Short problem:
From the listing below, copy every line with the word "JSON".

— begin Exercise input —

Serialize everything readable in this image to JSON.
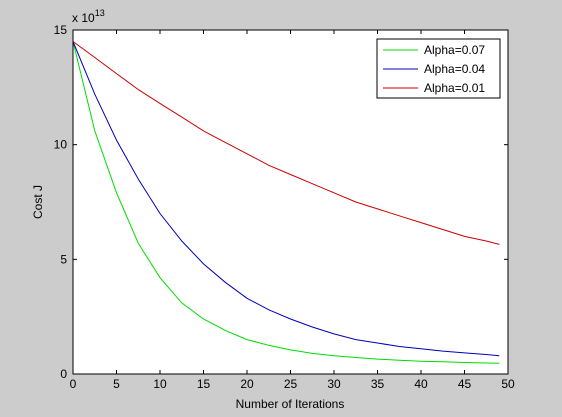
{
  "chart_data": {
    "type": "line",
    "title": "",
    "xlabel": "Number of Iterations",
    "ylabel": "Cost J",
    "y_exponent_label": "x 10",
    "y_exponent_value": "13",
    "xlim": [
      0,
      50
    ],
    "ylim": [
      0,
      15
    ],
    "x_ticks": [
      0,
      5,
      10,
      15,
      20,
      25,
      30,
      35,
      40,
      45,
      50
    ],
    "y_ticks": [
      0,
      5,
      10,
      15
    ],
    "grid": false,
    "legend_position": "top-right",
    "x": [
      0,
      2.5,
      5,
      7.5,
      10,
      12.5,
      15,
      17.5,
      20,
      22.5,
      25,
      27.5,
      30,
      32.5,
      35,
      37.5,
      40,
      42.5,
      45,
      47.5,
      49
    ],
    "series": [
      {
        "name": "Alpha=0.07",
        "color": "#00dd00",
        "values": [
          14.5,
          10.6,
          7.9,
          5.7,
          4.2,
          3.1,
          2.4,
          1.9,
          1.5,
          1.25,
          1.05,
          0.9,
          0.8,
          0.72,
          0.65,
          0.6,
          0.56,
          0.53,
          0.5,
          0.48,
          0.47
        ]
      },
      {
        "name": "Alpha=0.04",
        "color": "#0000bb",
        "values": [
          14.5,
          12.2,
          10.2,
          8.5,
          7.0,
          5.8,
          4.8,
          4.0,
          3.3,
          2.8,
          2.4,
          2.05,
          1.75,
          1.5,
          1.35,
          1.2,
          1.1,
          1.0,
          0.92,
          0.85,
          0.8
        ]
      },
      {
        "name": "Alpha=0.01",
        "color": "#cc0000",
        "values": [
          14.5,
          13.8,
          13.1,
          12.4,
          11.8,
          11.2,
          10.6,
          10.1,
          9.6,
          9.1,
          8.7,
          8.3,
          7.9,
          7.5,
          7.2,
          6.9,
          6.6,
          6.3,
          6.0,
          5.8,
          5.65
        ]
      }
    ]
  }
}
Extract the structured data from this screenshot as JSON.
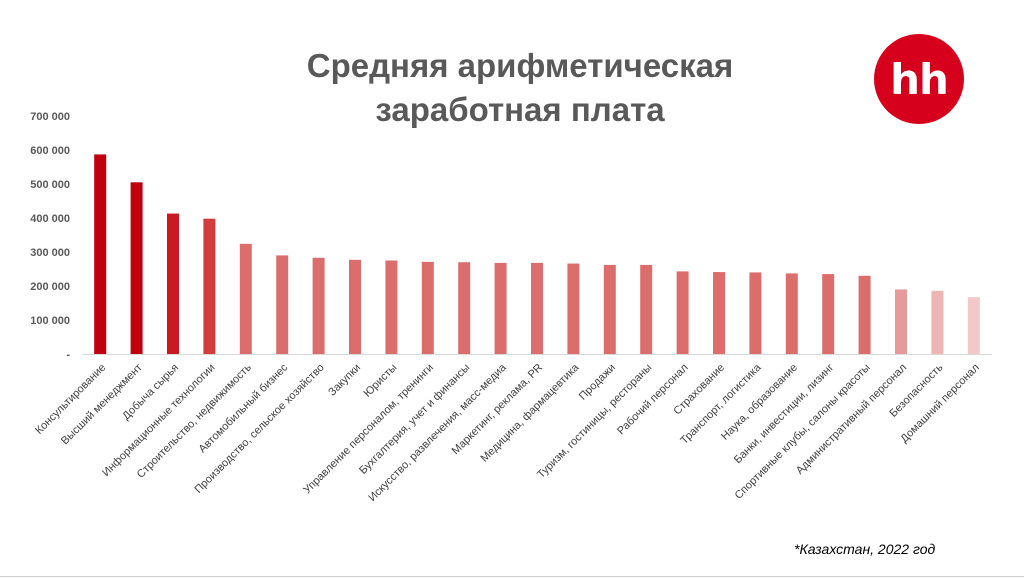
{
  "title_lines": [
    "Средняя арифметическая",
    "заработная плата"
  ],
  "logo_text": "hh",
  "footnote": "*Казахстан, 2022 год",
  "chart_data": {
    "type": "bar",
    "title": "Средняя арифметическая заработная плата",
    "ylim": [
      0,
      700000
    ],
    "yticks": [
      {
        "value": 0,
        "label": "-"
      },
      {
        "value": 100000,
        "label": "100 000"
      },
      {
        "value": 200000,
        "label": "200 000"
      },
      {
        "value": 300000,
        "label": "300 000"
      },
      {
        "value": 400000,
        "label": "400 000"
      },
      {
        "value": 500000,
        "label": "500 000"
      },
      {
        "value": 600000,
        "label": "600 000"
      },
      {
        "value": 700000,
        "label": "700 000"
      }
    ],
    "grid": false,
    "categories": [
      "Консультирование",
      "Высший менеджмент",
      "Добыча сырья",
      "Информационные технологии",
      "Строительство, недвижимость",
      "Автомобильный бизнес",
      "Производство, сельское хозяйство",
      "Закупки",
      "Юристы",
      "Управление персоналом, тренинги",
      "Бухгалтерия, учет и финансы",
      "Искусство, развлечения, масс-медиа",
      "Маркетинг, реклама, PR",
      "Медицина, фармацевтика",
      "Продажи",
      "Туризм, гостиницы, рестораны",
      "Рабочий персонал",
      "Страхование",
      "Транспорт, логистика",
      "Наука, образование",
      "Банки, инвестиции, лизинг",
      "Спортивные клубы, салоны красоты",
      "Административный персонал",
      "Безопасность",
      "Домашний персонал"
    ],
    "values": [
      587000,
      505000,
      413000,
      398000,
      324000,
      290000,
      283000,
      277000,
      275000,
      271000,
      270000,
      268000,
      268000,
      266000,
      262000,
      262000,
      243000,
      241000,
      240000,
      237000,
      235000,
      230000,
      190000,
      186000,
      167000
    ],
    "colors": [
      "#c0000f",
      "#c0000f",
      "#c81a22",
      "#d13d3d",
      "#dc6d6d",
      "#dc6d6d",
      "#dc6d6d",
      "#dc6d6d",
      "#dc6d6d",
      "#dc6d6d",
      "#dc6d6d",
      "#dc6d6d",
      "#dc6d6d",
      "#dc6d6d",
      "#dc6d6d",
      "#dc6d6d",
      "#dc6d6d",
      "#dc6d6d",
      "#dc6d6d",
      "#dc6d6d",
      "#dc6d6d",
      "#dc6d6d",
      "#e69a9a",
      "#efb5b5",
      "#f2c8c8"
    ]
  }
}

— end Exercise input —
— begin Exercise input —

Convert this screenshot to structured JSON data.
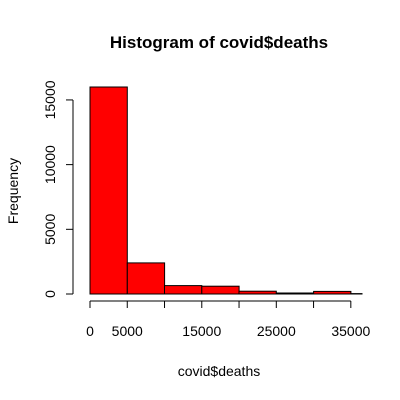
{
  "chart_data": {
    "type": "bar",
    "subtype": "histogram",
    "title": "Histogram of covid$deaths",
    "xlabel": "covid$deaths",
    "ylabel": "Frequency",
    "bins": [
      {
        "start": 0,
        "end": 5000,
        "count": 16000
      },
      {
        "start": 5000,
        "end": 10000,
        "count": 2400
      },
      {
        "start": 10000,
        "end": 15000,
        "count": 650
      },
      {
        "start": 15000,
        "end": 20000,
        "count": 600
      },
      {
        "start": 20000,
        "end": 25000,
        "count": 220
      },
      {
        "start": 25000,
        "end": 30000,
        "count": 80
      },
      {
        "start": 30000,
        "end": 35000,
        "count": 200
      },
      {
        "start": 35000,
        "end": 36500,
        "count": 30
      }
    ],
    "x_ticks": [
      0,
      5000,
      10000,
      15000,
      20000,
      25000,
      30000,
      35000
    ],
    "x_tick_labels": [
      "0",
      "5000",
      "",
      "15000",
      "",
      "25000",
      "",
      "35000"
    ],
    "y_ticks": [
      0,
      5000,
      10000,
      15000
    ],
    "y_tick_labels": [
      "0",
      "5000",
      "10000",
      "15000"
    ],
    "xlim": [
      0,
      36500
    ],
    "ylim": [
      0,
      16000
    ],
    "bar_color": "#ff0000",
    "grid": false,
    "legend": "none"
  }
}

— end Exercise input —

Result for this exercise:
Serialize everything readable in this image to JSON.
Extract the structured data from this screenshot as JSON.
Convert this screenshot to structured JSON data.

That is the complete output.